== WORK TO DO ==
Please turn every line in the entries below into a numbered list, leaving out any blank lines.

[Element and region data]
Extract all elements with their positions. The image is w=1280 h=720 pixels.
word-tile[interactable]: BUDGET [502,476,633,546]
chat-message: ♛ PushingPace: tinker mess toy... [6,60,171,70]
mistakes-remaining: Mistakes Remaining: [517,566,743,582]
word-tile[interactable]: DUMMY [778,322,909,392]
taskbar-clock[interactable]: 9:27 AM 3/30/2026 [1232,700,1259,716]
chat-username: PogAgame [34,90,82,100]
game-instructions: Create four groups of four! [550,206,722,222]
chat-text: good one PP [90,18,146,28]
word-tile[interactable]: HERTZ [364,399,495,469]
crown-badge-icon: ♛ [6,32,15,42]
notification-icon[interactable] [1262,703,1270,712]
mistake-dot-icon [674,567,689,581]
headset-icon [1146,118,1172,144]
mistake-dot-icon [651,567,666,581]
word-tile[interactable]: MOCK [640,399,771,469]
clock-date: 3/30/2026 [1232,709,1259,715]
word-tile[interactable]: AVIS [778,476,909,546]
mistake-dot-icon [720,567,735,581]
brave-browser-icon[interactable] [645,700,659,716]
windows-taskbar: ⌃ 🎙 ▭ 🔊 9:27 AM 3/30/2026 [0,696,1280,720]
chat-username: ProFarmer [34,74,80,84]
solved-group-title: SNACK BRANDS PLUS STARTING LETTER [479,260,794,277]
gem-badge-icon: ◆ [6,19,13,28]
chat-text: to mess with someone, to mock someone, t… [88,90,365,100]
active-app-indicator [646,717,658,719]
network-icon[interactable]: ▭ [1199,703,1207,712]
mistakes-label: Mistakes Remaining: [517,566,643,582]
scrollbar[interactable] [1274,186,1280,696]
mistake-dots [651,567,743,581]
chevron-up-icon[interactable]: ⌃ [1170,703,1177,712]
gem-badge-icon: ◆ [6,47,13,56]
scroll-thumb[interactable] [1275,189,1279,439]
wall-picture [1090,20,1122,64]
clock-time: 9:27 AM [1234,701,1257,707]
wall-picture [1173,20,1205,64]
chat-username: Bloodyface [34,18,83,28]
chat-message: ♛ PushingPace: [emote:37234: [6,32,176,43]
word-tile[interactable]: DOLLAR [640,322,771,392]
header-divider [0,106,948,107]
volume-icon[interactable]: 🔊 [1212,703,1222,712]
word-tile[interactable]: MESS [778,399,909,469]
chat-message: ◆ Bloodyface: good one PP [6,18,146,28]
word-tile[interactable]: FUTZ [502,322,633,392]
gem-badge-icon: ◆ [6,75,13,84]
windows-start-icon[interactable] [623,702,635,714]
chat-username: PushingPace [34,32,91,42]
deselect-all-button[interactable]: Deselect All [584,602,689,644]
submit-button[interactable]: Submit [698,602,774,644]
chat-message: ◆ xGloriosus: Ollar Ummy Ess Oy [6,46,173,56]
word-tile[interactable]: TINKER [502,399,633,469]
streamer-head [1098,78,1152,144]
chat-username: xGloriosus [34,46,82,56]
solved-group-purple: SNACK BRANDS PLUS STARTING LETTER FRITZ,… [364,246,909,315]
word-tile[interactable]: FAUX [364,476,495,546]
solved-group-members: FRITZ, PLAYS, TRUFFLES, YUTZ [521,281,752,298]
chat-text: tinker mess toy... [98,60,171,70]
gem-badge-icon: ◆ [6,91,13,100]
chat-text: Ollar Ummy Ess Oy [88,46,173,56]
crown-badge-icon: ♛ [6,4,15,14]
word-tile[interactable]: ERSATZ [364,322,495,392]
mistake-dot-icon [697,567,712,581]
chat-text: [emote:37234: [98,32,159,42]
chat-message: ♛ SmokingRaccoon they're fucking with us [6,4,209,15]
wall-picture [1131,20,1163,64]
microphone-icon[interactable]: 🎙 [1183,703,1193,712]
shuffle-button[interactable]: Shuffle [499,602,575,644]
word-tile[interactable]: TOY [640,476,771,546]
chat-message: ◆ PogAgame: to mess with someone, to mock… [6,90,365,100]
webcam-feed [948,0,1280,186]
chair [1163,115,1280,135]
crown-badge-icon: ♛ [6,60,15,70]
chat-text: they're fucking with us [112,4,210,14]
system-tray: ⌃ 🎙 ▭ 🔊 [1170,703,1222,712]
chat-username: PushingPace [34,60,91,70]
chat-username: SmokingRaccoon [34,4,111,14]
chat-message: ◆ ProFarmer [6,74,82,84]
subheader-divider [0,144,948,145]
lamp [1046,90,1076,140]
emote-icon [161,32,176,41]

== PROBLEM SOLUTION ==
1. Extract all elements with their positions. The image is w=1280 h=720 pixels.
2. word-tile[interactable]: BUDGET [502,476,633,546]
3. chat-message: ♛ PushingPace: tinker mess toy... [6,60,171,70]
4. mistakes-remaining: Mistakes Remaining: [517,566,743,582]
5. word-tile[interactable]: DUMMY [778,322,909,392]
6. taskbar-clock[interactable]: 9:27 AM 3/30/2026 [1232,700,1259,716]
7. chat-username: PogAgame [34,90,82,100]
8. game-instructions: Create four groups of four! [550,206,722,222]
9. chat-text: good one PP [90,18,146,28]
10. word-tile[interactable]: HERTZ [364,399,495,469]
11. crown-badge-icon: ♛ [6,32,15,42]
12. notification-icon[interactable] [1262,703,1270,712]
13. mistake-dot-icon [674,567,689,581]
14. headset-icon [1146,118,1172,144]
15. mistake-dot-icon [651,567,666,581]
16. word-tile[interactable]: MOCK [640,399,771,469]
17. clock-date: 3/30/2026 [1232,709,1259,715]
18. word-tile[interactable]: AVIS [778,476,909,546]
19. mistake-dot-icon [720,567,735,581]
20. brave-browser-icon[interactable] [645,700,659,716]
21. windows-taskbar: ⌃ 🎙 ▭ 🔊 9:27 AM 3/30/2026 [0,696,1280,720]
22. chat-username: ProFarmer [34,74,80,84]
23. solved-group-title: SNACK BRANDS PLUS STARTING LETTER [479,260,794,277]
24. gem-badge-icon: ◆ [6,19,13,28]
25. chat-text: to mess with someone, to mock someone, t… [88,90,365,100]
26. active-app-indicator [646,717,658,719]
27. network-icon[interactable]: ▭ [1199,703,1207,712]
28. mistakes-label: Mistakes Remaining: [517,566,643,582]
29. scrollbar[interactable] [1274,186,1280,696]
30. mistake-dots [651,567,743,581]
31. chevron-up-icon[interactable]: ⌃ [1170,703,1177,712]
32. gem-badge-icon: ◆ [6,47,13,56]
33. scroll-thumb[interactable] [1275,189,1279,439]
34. wall-picture [1090,20,1122,64]
35. clock-time: 9:27 AM [1234,701,1257,707]
36. wall-picture [1173,20,1205,64]
37. chat-username: Bloodyface [34,18,83,28]
38. chat-message: ♛ PushingPace: [emote:37234: [6,32,176,43]
39. word-tile[interactable]: DOLLAR [640,322,771,392]
40. header-divider [0,106,948,107]
41. volume-icon[interactable]: 🔊 [1212,703,1222,712]
42. word-tile[interactable]: MESS [778,399,909,469]
43. chat-message: ◆ Bloodyface: good one PP [6,18,146,28]
44. word-tile[interactable]: FUTZ [502,322,633,392]
45. gem-badge-icon: ◆ [6,75,13,84]
46. windows-start-icon[interactable] [623,702,635,714]
47. chat-username: PushingPace [34,32,91,42]
48. deselect-all-button[interactable]: Deselect All [584,602,689,644]
49. submit-button[interactable]: Submit [698,602,774,644]
50. chat-message: ◆ xGloriosus: Ollar Ummy Ess Oy [6,46,173,56]
51. word-tile[interactable]: TINKER [502,399,633,469]
52. streamer-head [1098,78,1152,144]
53. chat-username: xGloriosus [34,46,82,56]
54. solved-group-purple: SNACK BRANDS PLUS STARTING LETTER FRITZ,… [364,246,909,315]
55. word-tile[interactable]: FAUX [364,476,495,546]
56. solved-group-members: FRITZ, PLAYS, TRUFFLES, YUTZ [521,281,752,298]
57. chat-text: tinker mess toy... [98,60,171,70]
58. gem-badge-icon: ◆ [6,91,13,100]
59. chat-text: Ollar Ummy Ess Oy [88,46,173,56]
60. crown-badge-icon: ♛ [6,4,15,14]
61. word-tile[interactable]: ERSATZ [364,322,495,392]
62. mistake-dot-icon [697,567,712,581]
63. chat-text: [emote:37234: [98,32,159,42]
64. chat-message: ♛ SmokingRaccoon they're fucking with us [6,4,209,15]
65. wall-picture [1131,20,1163,64]
66. microphone-icon[interactable]: 🎙 [1183,703,1193,712]
67. shuffle-button[interactable]: Shuffle [499,602,575,644]
68. word-tile[interactable]: TOY [640,476,771,546]
69. chat-message: ◆ PogAgame: to mess with someone, to mock… [6,90,365,100]
70. webcam-feed [948,0,1280,186]
71. chair [1163,115,1280,135]
72. crown-badge-icon: ♛ [6,60,15,70]
73. chat-text: they're fucking with us [112,4,210,14]
74. system-tray: ⌃ 🎙 ▭ 🔊 [1170,703,1222,712]
75. chat-username: PushingPace [34,60,91,70]
76. chat-username: SmokingRaccoon [34,4,111,14]
77. chat-message: ◆ ProFarmer [6,74,82,84]
78. subheader-divider [0,144,948,145]
79. lamp [1046,90,1076,140]
80. emote-icon [161,32,176,41]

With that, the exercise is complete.